TASK PROMPT: Print the entries in full, word for word, but not the pictures.

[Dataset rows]
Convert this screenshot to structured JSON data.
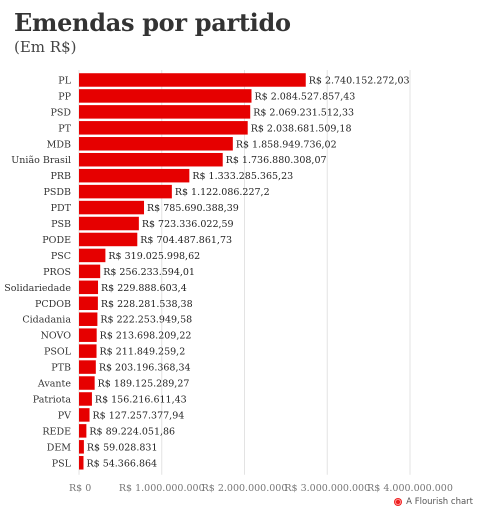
{
  "title": "Emendas por partido",
  "subtitle": "(Em R$)",
  "footer": {
    "text": "A Flourish chart"
  },
  "colors": {
    "bar": "#e60000",
    "grid": "#e3e3e3",
    "axis": "#999999"
  },
  "chart_data": {
    "type": "bar",
    "orientation": "horizontal",
    "title": "Emendas por partido",
    "subtitle": "(Em R$)",
    "categories": [
      "PL",
      "PP",
      "PSD",
      "PT",
      "MDB",
      "União Brasil",
      "PRB",
      "PSDB",
      "PDT",
      "PSB",
      "PODE",
      "PSC",
      "PROS",
      "Solidariedade",
      "PCDOB",
      "Cidadania",
      "NOVO",
      "PSOL",
      "PTB",
      "Avante",
      "Patriota",
      "PV",
      "REDE",
      "DEM",
      "PSL"
    ],
    "values": [
      2740152272.03,
      2084527857.43,
      2069231512.33,
      2038681509.18,
      1858949736.02,
      1736880308.07,
      1333285365.23,
      1122086227.2,
      785690388.39,
      723336022.59,
      704487861.73,
      319025998.62,
      256233594.01,
      229888603.4,
      228281538.38,
      222253949.58,
      213698209.22,
      211849259.2,
      203196368.34,
      189125289.27,
      156216611.43,
      127257377.94,
      89224051.86,
      59028831,
      54366864
    ],
    "value_labels": [
      "R$ 2.740.152.272,03",
      "R$ 2.084.527.857,43",
      "R$ 2.069.231.512,33",
      "R$ 2.038.681.509,18",
      "R$ 1.858.949.736,02",
      "R$ 1.736.880.308,07",
      "R$ 1.333.285.365,23",
      "R$ 1.122.086.227,2",
      "R$ 785.690.388,39",
      "R$ 723.336.022,59",
      "R$ 704.487.861,73",
      "R$ 319.025.998,62",
      "R$ 256.233.594,01",
      "R$ 229.888.603,4",
      "R$ 228.281.538,38",
      "R$ 222.253.949,58",
      "R$ 213.698.209,22",
      "R$ 211.849.259,2",
      "R$ 203.196.368,34",
      "R$ 189.125.289,27",
      "R$ 156.216.611,43",
      "R$ 127.257.377,94",
      "R$ 89.224.051,86",
      "R$ 59.028.831",
      "R$ 54.366.864"
    ],
    "xlim": [
      0,
      4000000000
    ],
    "x_ticks": [
      0,
      1000000000,
      2000000000,
      3000000000,
      4000000000
    ],
    "x_tick_labels": [
      "R$ 0",
      "R$ 1.000.000.000",
      "R$ 2.000.000.000",
      "R$ 3.000.000.000",
      "R$ 4.000.000.000"
    ],
    "grid": true,
    "legend": false
  }
}
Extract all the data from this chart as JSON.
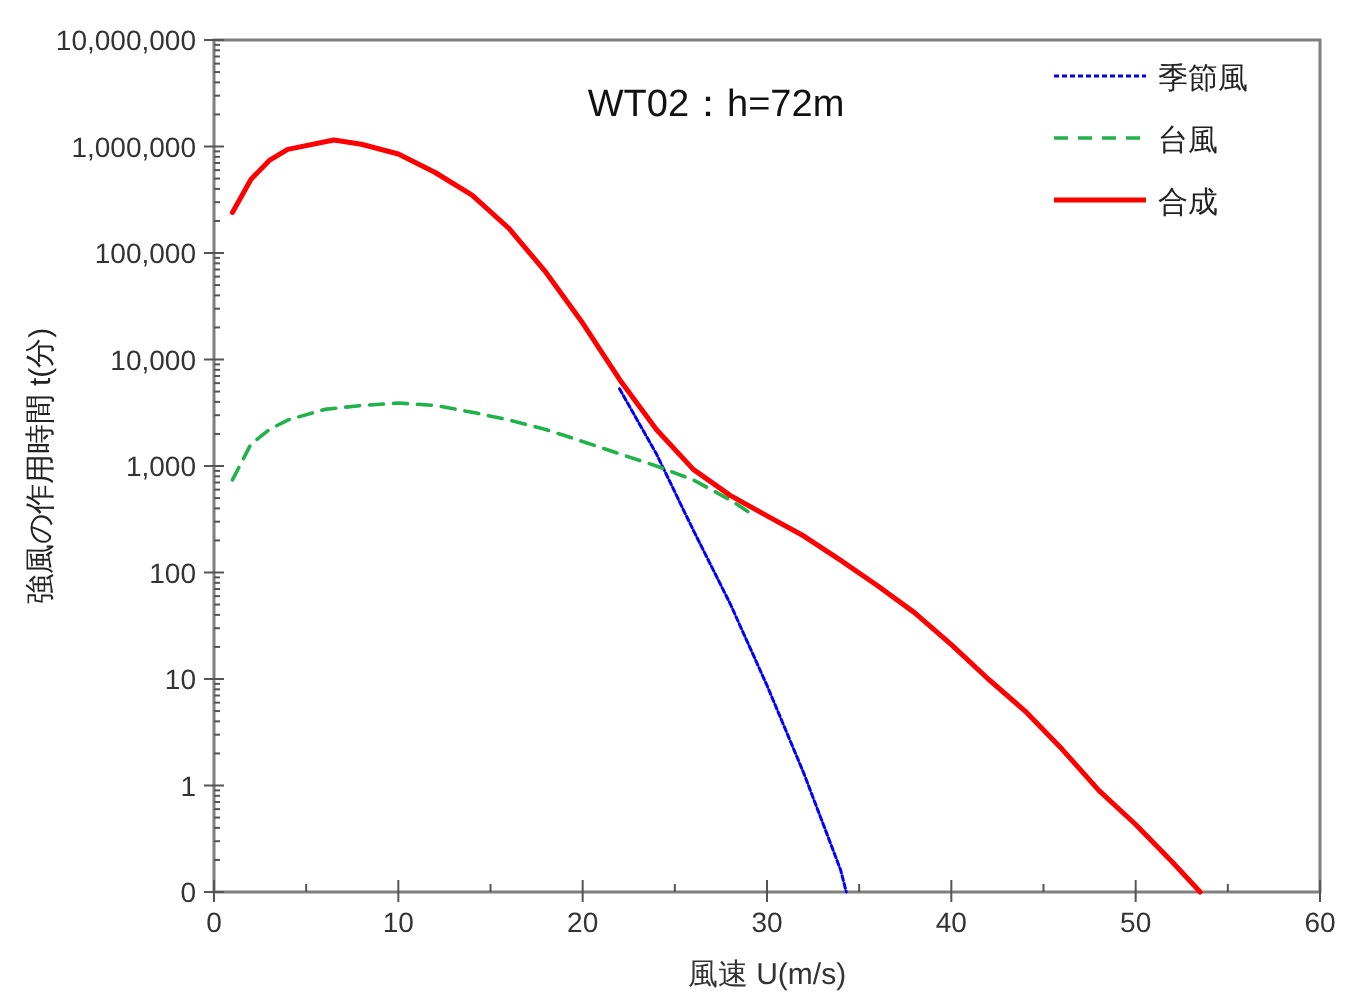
{
  "chart_data": {
    "type": "line",
    "title": "WT02：h=72m",
    "xlabel": "風速 U(m/s)",
    "ylabel": "強風の作用時間 t(分)",
    "log": "y",
    "xlim": [
      0,
      60
    ],
    "ylim": [
      0.1,
      10000000
    ],
    "xticks": [
      0,
      {
        "value": 5,
        "label": null
      },
      10,
      {
        "value": 15,
        "label": null
      },
      20,
      {
        "value": 25,
        "label": null
      },
      30,
      {
        "value": 35,
        "label": null
      },
      40,
      {
        "value": 45,
        "label": null
      },
      50,
      {
        "value": 55,
        "label": null
      },
      60
    ],
    "yticks": [
      {
        "value": 0.1,
        "label": "0"
      },
      1,
      10,
      100,
      {
        "value": 1000,
        "label": "1,000"
      },
      {
        "value": 10000,
        "label": "10,000"
      },
      {
        "value": 100000,
        "label": "100,000"
      },
      {
        "value": 1000000,
        "label": "1,000,000"
      },
      {
        "value": 10000000,
        "label": "10,000,000"
      }
    ],
    "grid": false,
    "legend": "top right",
    "series": [
      {
        "name": "季節風",
        "color": "#0000ff",
        "line_style": "dotted",
        "x": [
          22,
          24,
          26,
          28,
          30,
          32,
          34,
          34.3
        ],
        "values": [
          5300,
          1300,
          250,
          51,
          8.7,
          1.3,
          0.16,
          0.1
        ]
      },
      {
        "name": "台風",
        "color": "#21b34a",
        "line_style": "dashed",
        "x": [
          1,
          2,
          3,
          4,
          6,
          8,
          10,
          12,
          14,
          16,
          18,
          20,
          22,
          24,
          26,
          28,
          29
        ],
        "values": [
          740,
          1600,
          2200,
          2700,
          3400,
          3700,
          3900,
          3700,
          3200,
          2700,
          2200,
          1700,
          1300,
          1000,
          740,
          480,
          370
        ]
      },
      {
        "name": "合成",
        "color": "#ff0000",
        "line_style": "solid",
        "x": [
          1,
          2,
          3,
          4,
          6.5,
          8,
          10,
          12,
          14,
          16,
          18,
          20,
          22,
          24,
          26,
          28,
          30,
          32,
          34,
          36,
          38,
          40,
          42,
          44,
          46,
          48,
          50,
          52,
          53.5
        ],
        "values": [
          240000,
          490000,
          740000,
          940000,
          1150000,
          1050000,
          850000,
          570000,
          350000,
          170000,
          66000,
          22000,
          6500,
          2200,
          930,
          530,
          340,
          220,
          130,
          75,
          42,
          21,
          10,
          5,
          2.2,
          0.9,
          0.43,
          0.19,
          0.1
        ]
      }
    ]
  }
}
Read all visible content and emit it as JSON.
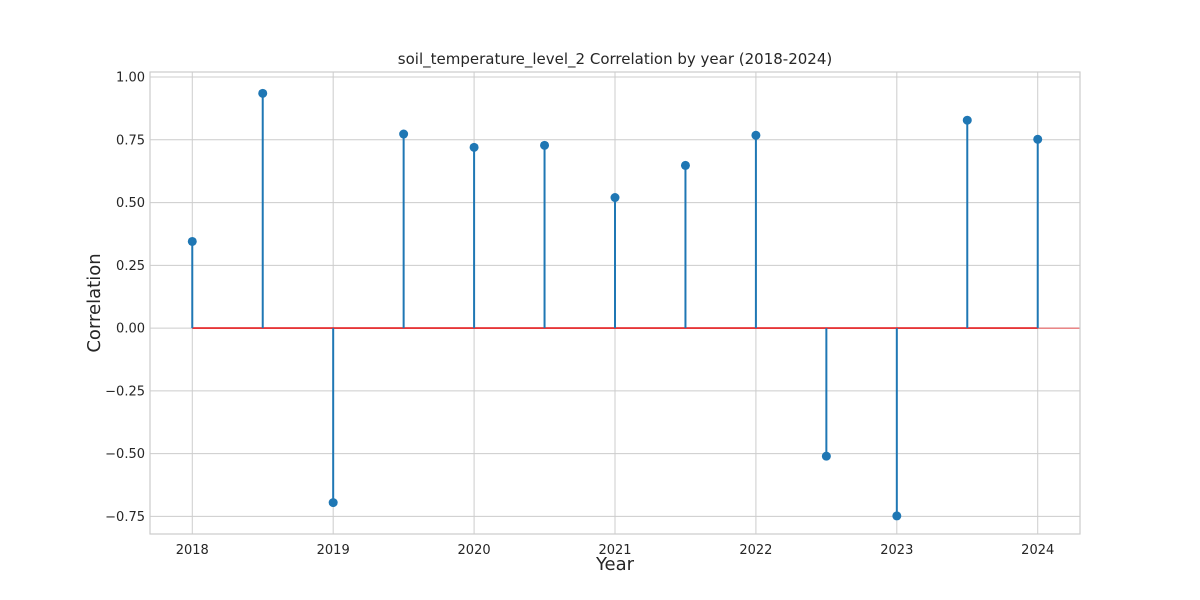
{
  "chart_data": {
    "type": "stem",
    "title": "soil_temperature_level_2 Correlation by year (2018-2024)",
    "xlabel": "Year",
    "ylabel": "Correlation",
    "xlim": [
      2017.7,
      2024.3
    ],
    "ylim": [
      -0.82,
      1.02
    ],
    "xticks": [
      2018,
      2019,
      2020,
      2021,
      2022,
      2023,
      2024
    ],
    "xtick_labels": [
      "2018",
      "2019",
      "2020",
      "2021",
      "2022",
      "2023",
      "2024"
    ],
    "yticks": [
      1.0,
      0.75,
      0.5,
      0.25,
      0.0,
      -0.25,
      -0.5,
      -0.75
    ],
    "ytick_labels": [
      "1.00",
      "0.75",
      "0.50",
      "0.25",
      "0.00",
      "−0.25",
      "−0.50",
      "−0.75"
    ],
    "grid": true,
    "baseline": 0.0,
    "colors": {
      "stem": "#1f77b4",
      "marker": "#1f77b4",
      "baseline": "#e41a1c",
      "grid": "#cccccc"
    },
    "x": [
      2018.0,
      2018.5,
      2019.0,
      2019.5,
      2020.0,
      2020.5,
      2021.0,
      2021.5,
      2022.0,
      2022.5,
      2023.0,
      2023.5,
      2024.0
    ],
    "y": [
      0.345,
      0.935,
      -0.695,
      0.773,
      0.72,
      0.728,
      0.52,
      0.648,
      0.768,
      -0.51,
      -0.748,
      0.828,
      0.752
    ]
  }
}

FULL SOLUTION:
Convert this screenshot to structured JSON data.
{
  "title": "Emendas por partido",
  "subtitle": "(Em R$)",
  "footer": {
    "text": "A Flourish chart"
  },
  "colors": {
    "bar": "#e60000",
    "grid": "#e3e3e3",
    "axis": "#999999"
  },
  "chart_data": {
    "type": "bar",
    "orientation": "horizontal",
    "title": "Emendas por partido",
    "subtitle": "(Em R$)",
    "categories": [
      "PL",
      "PP",
      "PSD",
      "PT",
      "MDB",
      "União Brasil",
      "PRB",
      "PSDB",
      "PDT",
      "PSB",
      "PODE",
      "PSC",
      "PROS",
      "Solidariedade",
      "PCDOB",
      "Cidadania",
      "NOVO",
      "PSOL",
      "PTB",
      "Avante",
      "Patriota",
      "PV",
      "REDE",
      "DEM",
      "PSL"
    ],
    "values": [
      2740152272.03,
      2084527857.43,
      2069231512.33,
      2038681509.18,
      1858949736.02,
      1736880308.07,
      1333285365.23,
      1122086227.2,
      785690388.39,
      723336022.59,
      704487861.73,
      319025998.62,
      256233594.01,
      229888603.4,
      228281538.38,
      222253949.58,
      213698209.22,
      211849259.2,
      203196368.34,
      189125289.27,
      156216611.43,
      127257377.94,
      89224051.86,
      59028831,
      54366864
    ],
    "value_labels": [
      "R$ 2.740.152.272,03",
      "R$ 2.084.527.857,43",
      "R$ 2.069.231.512,33",
      "R$ 2.038.681.509,18",
      "R$ 1.858.949.736,02",
      "R$ 1.736.880.308,07",
      "R$ 1.333.285.365,23",
      "R$ 1.122.086.227,2",
      "R$ 785.690.388,39",
      "R$ 723.336.022,59",
      "R$ 704.487.861,73",
      "R$ 319.025.998,62",
      "R$ 256.233.594,01",
      "R$ 229.888.603,4",
      "R$ 228.281.538,38",
      "R$ 222.253.949,58",
      "R$ 213.698.209,22",
      "R$ 211.849.259,2",
      "R$ 203.196.368,34",
      "R$ 189.125.289,27",
      "R$ 156.216.611,43",
      "R$ 127.257.377,94",
      "R$ 89.224.051,86",
      "R$ 59.028.831",
      "R$ 54.366.864"
    ],
    "xlim": [
      0,
      4000000000
    ],
    "x_ticks": [
      0,
      1000000000,
      2000000000,
      3000000000,
      4000000000
    ],
    "x_tick_labels": [
      "R$ 0",
      "R$ 1.000.000.000",
      "R$ 2.000.000.000",
      "R$ 3.000.000.000",
      "R$ 4.000.000.000"
    ],
    "grid": true,
    "legend": false
  }
}
Extract all the data from this chart as JSON.
{
  "chart_data": {
    "type": "line",
    "title": "WT02：h=72m",
    "xlabel": "風速 U(m/s)",
    "ylabel": "強風の作用時間 t(分)",
    "log": "y",
    "xlim": [
      0,
      60
    ],
    "ylim": [
      0.1,
      10000000
    ],
    "xticks": [
      0,
      {
        "value": 5,
        "label": null
      },
      10,
      {
        "value": 15,
        "label": null
      },
      20,
      {
        "value": 25,
        "label": null
      },
      30,
      {
        "value": 35,
        "label": null
      },
      40,
      {
        "value": 45,
        "label": null
      },
      50,
      {
        "value": 55,
        "label": null
      },
      60
    ],
    "yticks": [
      {
        "value": 0.1,
        "label": "0"
      },
      1,
      10,
      100,
      {
        "value": 1000,
        "label": "1,000"
      },
      {
        "value": 10000,
        "label": "10,000"
      },
      {
        "value": 100000,
        "label": "100,000"
      },
      {
        "value": 1000000,
        "label": "1,000,000"
      },
      {
        "value": 10000000,
        "label": "10,000,000"
      }
    ],
    "grid": false,
    "legend": "top right",
    "series": [
      {
        "name": "季節風",
        "color": "#0000ff",
        "line_style": "dotted",
        "x": [
          22,
          24,
          26,
          28,
          30,
          32,
          34,
          34.3
        ],
        "values": [
          5300,
          1300,
          250,
          51,
          8.7,
          1.3,
          0.16,
          0.1
        ]
      },
      {
        "name": "台風",
        "color": "#21b34a",
        "line_style": "dashed",
        "x": [
          1,
          2,
          3,
          4,
          6,
          8,
          10,
          12,
          14,
          16,
          18,
          20,
          22,
          24,
          26,
          28,
          29
        ],
        "values": [
          740,
          1600,
          2200,
          2700,
          3400,
          3700,
          3900,
          3700,
          3200,
          2700,
          2200,
          1700,
          1300,
          1000,
          740,
          480,
          370
        ]
      },
      {
        "name": "合成",
        "color": "#ff0000",
        "line_style": "solid",
        "x": [
          1,
          2,
          3,
          4,
          6.5,
          8,
          10,
          12,
          14,
          16,
          18,
          20,
          22,
          24,
          26,
          28,
          30,
          32,
          34,
          36,
          38,
          40,
          42,
          44,
          46,
          48,
          50,
          52,
          53.5
        ],
        "values": [
          240000,
          490000,
          740000,
          940000,
          1150000,
          1050000,
          850000,
          570000,
          350000,
          170000,
          66000,
          22000,
          6500,
          2200,
          930,
          530,
          340,
          220,
          130,
          75,
          42,
          21,
          10,
          5,
          2.2,
          0.9,
          0.43,
          0.19,
          0.1
        ]
      }
    ]
  }
}
Read all visible content and emit it as JSON.
{
  "chart_data": {
    "type": "stem",
    "title": "soil_temperature_level_2 Correlation by year (2018-2024)",
    "xlabel": "Year",
    "ylabel": "Correlation",
    "xlim": [
      2017.7,
      2024.3
    ],
    "ylim": [
      -0.82,
      1.02
    ],
    "xticks": [
      2018,
      2019,
      2020,
      2021,
      2022,
      2023,
      2024
    ],
    "xtick_labels": [
      "2018",
      "2019",
      "2020",
      "2021",
      "2022",
      "2023",
      "2024"
    ],
    "yticks": [
      1.0,
      0.75,
      0.5,
      0.25,
      0.0,
      -0.25,
      -0.5,
      -0.75
    ],
    "ytick_labels": [
      "1.00",
      "0.75",
      "0.50",
      "0.25",
      "0.00",
      "−0.25",
      "−0.50",
      "−0.75"
    ],
    "grid": true,
    "baseline": 0.0,
    "colors": {
      "stem": "#1f77b4",
      "marker": "#1f77b4",
      "baseline": "#e41a1c",
      "grid": "#cccccc"
    },
    "x": [
      2018.0,
      2018.5,
      2019.0,
      2019.5,
      2020.0,
      2020.5,
      2021.0,
      2021.5,
      2022.0,
      2022.5,
      2023.0,
      2023.5,
      2024.0
    ],
    "y": [
      0.345,
      0.935,
      -0.695,
      0.773,
      0.72,
      0.728,
      0.52,
      0.648,
      0.768,
      -0.51,
      -0.748,
      0.828,
      0.752
    ]
  }
}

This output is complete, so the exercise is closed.